_What is asked_.
1 > How many square miles of the West did sagebrush country once cover, according to the article on sagebrush?
2 > Transcribe the entries from their very beginning through the line containing "The recording and", both ends included. Leave the pictures out.

--- Document ---

Seattle Times staff reporter

GABLE MOUNTAIN, Benton County — This gnarled purple sage, only knee high, drills its roots into the basalt scree of this arid outcrop. Wind-blasted to a Bonsai twist, it may have been here ever since the Lewis and Clark expedition passed nearby in 1805.

Rugged — and about to bloom yet one more year — it clings to its lofty perch above a rolling sea of pungent sage that stretches to the lolling curves of the Columbia River.

Silvery green year round, sagebrush scents the air with the very essence of the West.

Sagebrush — of which there are several varieties — is the signature of a vast and open landscape: The liquid song of the meadowlark and shy meanderings of the black-tailed jackrabbit are its companions, the open sky and gamboling clouds its Muse.

Sagebrush country, or shrub steppe, once covered more than 200,000 square miles of the West; it was the largest nonforested region in North America. But in Washington, a war against sage arrived with white settlement: About the only thing good homesteaders had to say about sage was that it burned.

"It got off to a bad start," says Bill Rickard, a plant ecologist who has studied the sagebrush landscape of the Columbia Plateau for more than 40 years. "It was, 'Cows won't eat it, horses won't eat it, who needs it?' "

Only recently has shrub steppe been seen for what it is: a place of subtle beauty and brilliant adaptation to arid conditions by plants and animals that survive in a fragile and complex web of interrelationships. Shrub steppe ranges widely throughout the West, in Oregon, Idaho, Wyoming, Utah, Nevada and Washington's Columbia Plateau.

--- Material to process ---

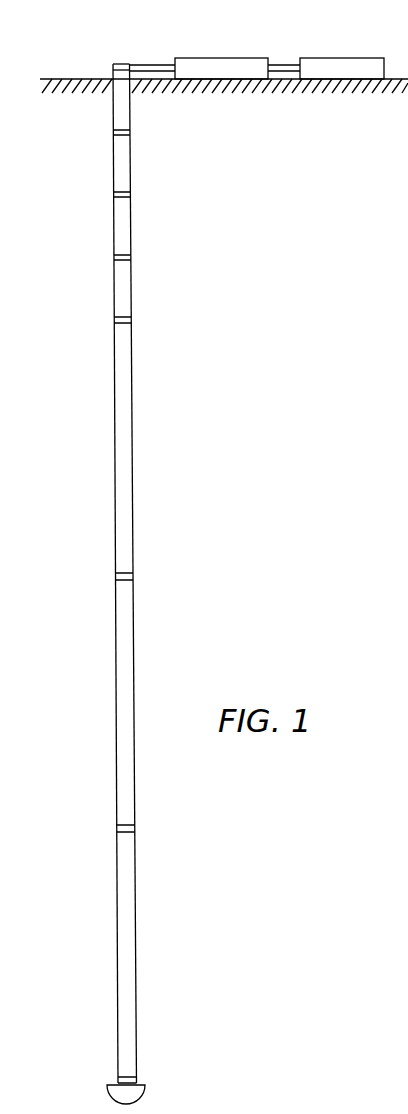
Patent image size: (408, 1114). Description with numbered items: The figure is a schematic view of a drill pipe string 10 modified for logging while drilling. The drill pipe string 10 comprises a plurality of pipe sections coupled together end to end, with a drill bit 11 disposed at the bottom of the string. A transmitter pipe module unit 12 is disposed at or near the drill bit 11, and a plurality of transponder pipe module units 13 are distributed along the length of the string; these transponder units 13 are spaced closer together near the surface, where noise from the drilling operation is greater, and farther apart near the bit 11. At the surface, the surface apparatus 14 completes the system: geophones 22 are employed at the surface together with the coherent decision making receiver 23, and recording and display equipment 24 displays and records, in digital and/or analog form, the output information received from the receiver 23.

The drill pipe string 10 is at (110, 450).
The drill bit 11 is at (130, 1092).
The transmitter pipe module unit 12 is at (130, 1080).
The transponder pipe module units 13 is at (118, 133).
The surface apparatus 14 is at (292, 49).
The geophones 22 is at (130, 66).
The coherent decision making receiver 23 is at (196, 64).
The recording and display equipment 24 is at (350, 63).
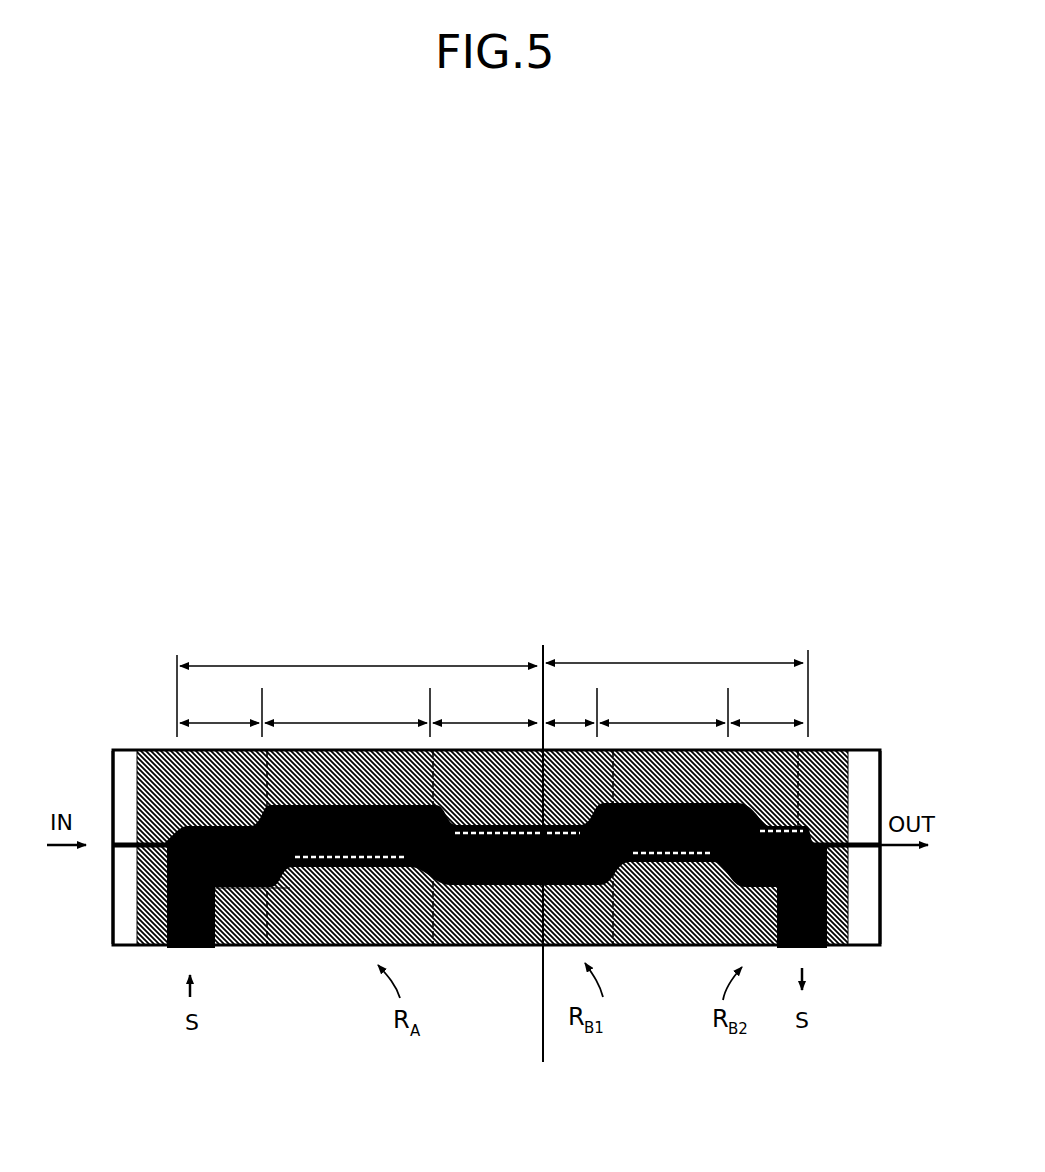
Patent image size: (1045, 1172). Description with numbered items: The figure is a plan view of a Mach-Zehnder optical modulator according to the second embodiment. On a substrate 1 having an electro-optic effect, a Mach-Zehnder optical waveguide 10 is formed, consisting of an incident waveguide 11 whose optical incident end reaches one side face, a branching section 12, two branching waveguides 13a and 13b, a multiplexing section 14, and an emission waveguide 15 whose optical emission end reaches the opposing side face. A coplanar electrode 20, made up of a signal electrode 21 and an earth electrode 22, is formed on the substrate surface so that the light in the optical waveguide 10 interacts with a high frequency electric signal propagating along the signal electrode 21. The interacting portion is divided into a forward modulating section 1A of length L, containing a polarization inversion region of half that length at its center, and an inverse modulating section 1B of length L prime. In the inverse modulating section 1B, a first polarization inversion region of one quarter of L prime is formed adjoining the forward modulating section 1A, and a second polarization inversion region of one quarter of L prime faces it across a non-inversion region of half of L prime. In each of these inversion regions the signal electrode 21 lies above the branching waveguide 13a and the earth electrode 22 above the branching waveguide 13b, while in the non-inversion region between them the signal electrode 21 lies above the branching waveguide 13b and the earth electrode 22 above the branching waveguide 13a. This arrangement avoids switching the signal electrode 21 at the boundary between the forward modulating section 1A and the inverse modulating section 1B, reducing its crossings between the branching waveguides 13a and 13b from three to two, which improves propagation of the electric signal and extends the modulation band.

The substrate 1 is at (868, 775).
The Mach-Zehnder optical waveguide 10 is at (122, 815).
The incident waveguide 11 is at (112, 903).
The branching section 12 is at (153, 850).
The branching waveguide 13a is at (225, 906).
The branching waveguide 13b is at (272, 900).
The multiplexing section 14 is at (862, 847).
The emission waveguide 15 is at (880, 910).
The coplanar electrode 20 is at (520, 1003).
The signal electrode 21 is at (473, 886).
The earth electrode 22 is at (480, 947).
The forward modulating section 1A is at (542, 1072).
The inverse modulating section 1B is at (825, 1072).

---

_Outputs_.
1 > More than 200,000 square miles.

2 >
Patent image size: (408, 1114). Description with numbered items: The figure is a schematic view of a drill pipe string 10 modified for logging while drilling. The drill pipe string 10 comprises a plurality of pipe sections coupled together end to end, with a drill bit 11 disposed at the bottom of the string. A transmitter pipe module unit 12 is disposed at or near the drill bit 11, and a plurality of transponder pipe module units 13 are distributed along the length of the string; these transponder units 13 are spaced closer together near the surface, where noise from the drilling operation is greater, and farther apart near the bit 11. At the surface, the surface apparatus 14 completes the system: geophones 22 are employed at the surface together with the coherent decision making receiver 23, and recording and display equipment 24 displays and records, in digital and/or analog form, the output information received from the receiver 23.

The drill pipe string 10 is at (110, 450).
The drill bit 11 is at (130, 1092).
The transmitter pipe module unit 12 is at (130, 1080).
The transponder pipe module units 13 is at (118, 133).
The surface apparatus 14 is at (292, 49).
The geophones 22 is at (130, 66).
The coherent decision making receiver 23 is at (196, 64).
The recording and display equipment 24 is at (350, 63).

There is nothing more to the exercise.